--- INPUT ---

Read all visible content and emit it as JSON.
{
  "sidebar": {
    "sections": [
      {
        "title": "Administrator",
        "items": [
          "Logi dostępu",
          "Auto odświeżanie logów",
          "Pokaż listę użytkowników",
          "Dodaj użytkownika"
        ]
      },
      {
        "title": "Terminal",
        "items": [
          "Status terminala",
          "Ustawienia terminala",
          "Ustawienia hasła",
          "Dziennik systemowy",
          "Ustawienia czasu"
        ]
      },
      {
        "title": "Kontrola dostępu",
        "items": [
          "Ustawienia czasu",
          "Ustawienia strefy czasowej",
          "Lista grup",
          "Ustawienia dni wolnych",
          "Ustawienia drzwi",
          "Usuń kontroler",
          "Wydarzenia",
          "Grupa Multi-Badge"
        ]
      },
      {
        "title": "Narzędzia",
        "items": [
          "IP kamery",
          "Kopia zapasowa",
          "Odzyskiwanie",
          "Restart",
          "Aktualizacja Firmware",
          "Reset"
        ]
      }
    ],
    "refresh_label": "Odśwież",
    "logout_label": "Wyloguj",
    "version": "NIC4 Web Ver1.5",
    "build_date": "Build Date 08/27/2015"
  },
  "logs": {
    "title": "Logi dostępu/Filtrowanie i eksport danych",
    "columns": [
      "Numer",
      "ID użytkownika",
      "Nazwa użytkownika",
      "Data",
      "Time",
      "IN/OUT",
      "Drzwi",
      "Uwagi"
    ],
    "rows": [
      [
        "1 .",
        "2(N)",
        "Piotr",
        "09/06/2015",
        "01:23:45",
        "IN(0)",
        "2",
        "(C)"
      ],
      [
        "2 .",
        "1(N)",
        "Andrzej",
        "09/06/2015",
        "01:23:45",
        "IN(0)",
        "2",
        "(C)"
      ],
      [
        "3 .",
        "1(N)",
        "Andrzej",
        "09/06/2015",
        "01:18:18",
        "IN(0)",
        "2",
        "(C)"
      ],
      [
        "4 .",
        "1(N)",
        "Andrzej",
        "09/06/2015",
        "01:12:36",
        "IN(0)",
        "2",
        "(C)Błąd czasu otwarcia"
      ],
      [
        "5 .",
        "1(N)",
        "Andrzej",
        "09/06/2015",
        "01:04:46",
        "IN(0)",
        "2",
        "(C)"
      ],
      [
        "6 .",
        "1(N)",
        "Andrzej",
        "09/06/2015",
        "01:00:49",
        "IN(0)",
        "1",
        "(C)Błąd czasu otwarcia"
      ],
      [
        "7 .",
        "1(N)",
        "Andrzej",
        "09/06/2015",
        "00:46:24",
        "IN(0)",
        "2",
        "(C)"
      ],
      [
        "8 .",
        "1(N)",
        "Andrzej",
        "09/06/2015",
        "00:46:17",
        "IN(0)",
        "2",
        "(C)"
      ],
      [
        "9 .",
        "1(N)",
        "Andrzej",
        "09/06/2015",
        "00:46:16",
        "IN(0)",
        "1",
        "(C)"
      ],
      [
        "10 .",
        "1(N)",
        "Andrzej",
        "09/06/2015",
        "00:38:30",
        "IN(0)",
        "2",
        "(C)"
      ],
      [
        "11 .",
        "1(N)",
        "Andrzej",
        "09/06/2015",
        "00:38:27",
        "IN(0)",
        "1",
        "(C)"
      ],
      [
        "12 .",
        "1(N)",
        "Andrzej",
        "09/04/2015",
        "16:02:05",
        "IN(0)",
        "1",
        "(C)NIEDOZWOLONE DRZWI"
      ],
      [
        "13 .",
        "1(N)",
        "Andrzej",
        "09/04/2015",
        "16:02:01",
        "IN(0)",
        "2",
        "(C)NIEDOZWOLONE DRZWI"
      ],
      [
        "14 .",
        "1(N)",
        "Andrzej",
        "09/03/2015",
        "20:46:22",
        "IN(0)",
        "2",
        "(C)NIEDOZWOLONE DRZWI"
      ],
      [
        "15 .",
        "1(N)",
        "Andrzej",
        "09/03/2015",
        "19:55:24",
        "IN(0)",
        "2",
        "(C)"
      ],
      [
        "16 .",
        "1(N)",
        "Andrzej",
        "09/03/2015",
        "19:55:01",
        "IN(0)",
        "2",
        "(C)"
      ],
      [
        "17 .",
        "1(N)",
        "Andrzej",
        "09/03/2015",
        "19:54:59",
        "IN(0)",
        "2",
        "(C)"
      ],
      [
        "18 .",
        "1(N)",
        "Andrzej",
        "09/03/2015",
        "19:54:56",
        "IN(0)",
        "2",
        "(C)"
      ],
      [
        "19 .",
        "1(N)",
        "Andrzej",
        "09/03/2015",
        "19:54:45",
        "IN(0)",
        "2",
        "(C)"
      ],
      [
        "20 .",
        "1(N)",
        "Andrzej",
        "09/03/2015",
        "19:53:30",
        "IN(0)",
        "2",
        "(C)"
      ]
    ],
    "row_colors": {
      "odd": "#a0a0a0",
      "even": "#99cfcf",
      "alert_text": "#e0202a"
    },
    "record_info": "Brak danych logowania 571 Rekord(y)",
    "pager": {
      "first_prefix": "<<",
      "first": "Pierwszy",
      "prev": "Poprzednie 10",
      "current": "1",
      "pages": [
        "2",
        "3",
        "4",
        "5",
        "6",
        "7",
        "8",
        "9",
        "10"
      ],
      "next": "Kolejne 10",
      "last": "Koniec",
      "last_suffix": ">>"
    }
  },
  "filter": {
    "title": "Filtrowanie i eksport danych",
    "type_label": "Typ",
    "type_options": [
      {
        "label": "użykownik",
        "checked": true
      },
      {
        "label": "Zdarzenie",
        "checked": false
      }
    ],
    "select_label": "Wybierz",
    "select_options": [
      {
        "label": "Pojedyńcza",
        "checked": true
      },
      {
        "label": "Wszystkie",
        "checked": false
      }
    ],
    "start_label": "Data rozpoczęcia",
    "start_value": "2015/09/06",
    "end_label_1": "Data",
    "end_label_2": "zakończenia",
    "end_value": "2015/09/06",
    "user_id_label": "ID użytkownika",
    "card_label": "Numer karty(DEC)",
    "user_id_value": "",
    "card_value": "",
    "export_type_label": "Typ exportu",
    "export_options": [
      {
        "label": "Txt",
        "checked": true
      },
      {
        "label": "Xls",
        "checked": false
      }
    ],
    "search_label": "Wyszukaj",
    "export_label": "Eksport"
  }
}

---

■ GOAL:
Report how many lines in the listing above include the word "Ustawienia". Give nothing but the number.

■ TASK OUTPUT:
7